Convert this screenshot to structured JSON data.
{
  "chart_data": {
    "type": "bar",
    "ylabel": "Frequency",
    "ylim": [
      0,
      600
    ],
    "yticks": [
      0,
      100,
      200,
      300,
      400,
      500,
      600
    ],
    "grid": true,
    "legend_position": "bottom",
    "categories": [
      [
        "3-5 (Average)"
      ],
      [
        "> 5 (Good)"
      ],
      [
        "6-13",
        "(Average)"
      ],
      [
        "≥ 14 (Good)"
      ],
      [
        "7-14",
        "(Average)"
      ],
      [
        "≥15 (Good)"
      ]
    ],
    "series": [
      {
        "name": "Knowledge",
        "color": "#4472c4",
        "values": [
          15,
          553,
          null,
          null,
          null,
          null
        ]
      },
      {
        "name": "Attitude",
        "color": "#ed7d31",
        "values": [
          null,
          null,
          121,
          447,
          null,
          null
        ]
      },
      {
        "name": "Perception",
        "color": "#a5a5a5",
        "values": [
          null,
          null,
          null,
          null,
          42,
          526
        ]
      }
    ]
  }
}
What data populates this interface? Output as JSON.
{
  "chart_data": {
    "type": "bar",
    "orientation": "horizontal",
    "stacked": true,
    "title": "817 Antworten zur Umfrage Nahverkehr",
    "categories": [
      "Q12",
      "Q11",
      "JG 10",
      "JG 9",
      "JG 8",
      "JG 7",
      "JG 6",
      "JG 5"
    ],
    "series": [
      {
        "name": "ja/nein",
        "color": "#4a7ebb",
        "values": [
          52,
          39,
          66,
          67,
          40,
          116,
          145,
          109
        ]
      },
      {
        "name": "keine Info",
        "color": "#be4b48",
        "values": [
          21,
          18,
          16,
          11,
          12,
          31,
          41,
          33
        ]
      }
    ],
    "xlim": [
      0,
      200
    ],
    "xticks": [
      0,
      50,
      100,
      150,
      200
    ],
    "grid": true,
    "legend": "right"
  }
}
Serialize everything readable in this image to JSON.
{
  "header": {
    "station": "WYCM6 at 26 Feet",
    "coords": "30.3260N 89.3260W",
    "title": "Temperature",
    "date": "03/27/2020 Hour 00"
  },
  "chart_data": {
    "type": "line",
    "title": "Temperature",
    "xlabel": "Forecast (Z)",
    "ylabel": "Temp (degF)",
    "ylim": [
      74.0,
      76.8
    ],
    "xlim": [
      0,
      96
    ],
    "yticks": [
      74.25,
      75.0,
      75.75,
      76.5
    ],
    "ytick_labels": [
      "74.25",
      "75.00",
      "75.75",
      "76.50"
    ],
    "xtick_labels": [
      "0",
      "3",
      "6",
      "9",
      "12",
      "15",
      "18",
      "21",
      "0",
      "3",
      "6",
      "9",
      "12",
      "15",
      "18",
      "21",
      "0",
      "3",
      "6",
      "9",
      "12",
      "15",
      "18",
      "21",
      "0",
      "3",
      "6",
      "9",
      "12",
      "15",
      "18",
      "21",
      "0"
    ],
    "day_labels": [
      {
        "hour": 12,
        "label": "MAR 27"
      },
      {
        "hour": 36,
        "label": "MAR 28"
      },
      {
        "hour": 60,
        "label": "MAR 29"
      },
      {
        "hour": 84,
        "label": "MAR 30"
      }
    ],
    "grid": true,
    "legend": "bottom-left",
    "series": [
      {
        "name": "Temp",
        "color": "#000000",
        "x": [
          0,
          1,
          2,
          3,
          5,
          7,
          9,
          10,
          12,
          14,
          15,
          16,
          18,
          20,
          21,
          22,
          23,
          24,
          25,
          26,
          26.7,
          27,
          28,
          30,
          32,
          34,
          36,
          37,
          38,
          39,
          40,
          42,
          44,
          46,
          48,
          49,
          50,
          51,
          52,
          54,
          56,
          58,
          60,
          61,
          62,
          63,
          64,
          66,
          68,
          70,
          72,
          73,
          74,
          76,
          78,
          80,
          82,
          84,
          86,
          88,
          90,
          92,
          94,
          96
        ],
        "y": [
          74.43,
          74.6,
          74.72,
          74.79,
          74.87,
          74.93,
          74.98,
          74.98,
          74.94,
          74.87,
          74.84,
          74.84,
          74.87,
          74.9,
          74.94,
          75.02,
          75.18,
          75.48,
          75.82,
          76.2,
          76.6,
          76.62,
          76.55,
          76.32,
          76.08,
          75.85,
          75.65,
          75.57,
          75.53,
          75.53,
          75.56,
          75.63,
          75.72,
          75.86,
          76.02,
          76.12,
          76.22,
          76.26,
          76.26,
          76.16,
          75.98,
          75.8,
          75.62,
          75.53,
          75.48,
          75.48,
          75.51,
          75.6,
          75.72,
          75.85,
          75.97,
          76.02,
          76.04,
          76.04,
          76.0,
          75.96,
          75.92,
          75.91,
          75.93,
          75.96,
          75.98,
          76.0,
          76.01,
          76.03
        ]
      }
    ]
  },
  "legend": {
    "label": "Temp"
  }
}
——————
Find every line above that contains the word "name", and return each one.

        "name": "Knowledge",
        "name": "Attitude",
        "name": "Perception",
        "name": "ja/nein",
        "name": "keine Info",
        "name": "Temp",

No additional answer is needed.